## GIVEN EXERCISE
Scan the material that follows. Copy every line containing the word "substances".

## EXERCISE DATA
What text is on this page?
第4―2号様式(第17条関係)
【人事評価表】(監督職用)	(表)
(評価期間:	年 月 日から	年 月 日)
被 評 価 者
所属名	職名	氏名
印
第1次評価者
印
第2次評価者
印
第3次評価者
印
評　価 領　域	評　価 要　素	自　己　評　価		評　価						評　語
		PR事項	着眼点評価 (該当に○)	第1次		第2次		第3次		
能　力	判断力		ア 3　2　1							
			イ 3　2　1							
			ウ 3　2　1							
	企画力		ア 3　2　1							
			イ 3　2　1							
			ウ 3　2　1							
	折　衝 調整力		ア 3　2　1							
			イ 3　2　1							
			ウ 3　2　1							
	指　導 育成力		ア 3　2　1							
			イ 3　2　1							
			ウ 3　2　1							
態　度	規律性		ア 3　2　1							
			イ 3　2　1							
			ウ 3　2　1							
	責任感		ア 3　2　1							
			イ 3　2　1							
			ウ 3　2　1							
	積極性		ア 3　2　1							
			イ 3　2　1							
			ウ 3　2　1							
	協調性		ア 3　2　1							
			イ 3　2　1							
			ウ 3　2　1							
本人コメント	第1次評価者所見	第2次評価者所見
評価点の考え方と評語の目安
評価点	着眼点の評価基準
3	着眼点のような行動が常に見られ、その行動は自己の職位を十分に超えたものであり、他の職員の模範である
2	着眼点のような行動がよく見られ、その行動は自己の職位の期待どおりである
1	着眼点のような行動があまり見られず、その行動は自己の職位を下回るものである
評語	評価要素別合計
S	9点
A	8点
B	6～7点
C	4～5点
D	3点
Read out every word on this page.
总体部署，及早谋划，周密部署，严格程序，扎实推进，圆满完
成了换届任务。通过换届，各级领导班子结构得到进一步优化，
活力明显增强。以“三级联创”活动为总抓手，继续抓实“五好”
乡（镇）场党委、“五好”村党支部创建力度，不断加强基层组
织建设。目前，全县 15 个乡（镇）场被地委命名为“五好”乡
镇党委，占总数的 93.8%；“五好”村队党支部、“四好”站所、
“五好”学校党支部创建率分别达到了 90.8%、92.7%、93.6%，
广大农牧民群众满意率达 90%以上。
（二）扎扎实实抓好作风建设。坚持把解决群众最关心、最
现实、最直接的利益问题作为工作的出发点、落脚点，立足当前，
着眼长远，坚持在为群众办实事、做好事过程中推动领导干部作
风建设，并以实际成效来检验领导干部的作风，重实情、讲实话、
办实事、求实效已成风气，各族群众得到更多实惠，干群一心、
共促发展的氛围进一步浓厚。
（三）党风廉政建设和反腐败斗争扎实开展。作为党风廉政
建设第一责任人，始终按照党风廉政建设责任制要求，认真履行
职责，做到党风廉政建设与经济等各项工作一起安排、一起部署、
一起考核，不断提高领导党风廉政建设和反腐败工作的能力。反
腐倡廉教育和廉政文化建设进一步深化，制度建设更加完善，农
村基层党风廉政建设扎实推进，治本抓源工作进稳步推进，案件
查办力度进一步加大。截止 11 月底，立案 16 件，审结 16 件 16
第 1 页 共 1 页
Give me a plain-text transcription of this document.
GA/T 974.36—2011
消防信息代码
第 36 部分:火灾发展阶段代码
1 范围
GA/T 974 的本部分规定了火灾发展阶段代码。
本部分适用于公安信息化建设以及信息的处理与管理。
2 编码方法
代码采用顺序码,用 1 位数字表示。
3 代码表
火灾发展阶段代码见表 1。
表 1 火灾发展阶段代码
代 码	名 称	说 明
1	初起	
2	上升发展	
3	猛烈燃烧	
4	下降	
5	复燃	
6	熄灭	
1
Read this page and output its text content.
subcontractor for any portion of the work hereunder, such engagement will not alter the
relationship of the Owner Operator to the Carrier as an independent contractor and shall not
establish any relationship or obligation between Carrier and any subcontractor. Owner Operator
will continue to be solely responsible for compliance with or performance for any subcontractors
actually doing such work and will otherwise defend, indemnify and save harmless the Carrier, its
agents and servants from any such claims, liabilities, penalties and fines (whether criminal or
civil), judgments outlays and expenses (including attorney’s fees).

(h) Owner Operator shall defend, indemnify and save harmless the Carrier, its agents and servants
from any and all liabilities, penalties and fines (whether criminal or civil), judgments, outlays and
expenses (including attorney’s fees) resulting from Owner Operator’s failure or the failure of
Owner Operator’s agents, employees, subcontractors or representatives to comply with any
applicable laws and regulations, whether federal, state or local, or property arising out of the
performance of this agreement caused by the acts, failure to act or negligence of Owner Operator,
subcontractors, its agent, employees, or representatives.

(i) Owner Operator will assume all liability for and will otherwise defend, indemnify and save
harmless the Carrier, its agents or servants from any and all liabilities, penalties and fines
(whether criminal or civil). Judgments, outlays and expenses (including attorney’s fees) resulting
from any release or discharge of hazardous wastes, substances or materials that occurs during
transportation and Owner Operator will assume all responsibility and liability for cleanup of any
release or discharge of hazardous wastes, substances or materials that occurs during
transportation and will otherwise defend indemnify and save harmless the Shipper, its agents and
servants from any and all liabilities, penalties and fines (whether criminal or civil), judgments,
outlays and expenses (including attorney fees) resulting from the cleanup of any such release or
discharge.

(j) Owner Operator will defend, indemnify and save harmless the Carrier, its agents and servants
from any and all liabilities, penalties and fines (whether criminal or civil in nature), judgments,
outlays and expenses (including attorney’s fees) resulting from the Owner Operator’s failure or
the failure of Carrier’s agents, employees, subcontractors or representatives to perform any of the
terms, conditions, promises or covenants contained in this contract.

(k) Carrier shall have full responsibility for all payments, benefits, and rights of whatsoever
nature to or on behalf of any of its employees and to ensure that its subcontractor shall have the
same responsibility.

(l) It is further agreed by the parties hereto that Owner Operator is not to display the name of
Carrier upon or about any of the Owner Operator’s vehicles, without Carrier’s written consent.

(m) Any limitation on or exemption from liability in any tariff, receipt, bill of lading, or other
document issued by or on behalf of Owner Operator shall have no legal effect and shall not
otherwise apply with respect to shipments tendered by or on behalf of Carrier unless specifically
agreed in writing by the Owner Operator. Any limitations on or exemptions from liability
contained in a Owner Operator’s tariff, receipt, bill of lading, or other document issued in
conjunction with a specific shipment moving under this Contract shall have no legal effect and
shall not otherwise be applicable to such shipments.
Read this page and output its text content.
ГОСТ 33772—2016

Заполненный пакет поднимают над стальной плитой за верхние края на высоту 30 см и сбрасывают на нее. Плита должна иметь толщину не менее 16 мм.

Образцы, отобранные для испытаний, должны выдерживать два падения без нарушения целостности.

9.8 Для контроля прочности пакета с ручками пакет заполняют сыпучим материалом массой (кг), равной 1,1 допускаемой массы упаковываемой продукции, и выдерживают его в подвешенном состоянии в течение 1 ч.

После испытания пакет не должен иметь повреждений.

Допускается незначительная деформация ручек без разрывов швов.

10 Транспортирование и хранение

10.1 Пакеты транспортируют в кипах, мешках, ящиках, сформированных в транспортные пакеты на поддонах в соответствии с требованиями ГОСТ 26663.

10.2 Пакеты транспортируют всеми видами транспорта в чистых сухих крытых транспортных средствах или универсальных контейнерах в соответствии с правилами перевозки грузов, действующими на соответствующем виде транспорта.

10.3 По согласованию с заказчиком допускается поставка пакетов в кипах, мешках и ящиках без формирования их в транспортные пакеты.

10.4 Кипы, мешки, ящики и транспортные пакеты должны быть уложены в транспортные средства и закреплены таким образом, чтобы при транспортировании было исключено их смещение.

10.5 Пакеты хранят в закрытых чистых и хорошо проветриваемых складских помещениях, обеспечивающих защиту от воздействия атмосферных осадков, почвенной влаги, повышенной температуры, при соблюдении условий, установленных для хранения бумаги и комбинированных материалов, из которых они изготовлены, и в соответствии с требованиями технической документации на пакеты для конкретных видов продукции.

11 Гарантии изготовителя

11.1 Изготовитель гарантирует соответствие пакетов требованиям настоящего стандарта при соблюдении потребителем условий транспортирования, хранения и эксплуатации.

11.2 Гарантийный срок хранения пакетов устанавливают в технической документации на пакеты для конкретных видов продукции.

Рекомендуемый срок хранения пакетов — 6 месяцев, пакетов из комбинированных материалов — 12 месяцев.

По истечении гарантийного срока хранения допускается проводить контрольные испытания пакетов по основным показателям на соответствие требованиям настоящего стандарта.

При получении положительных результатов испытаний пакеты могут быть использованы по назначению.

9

## SOLUTION
from any release or discharge of hazardous wastes, substances or materials that occurs during
release or discharge of hazardous wastes, substances or materials that occurs during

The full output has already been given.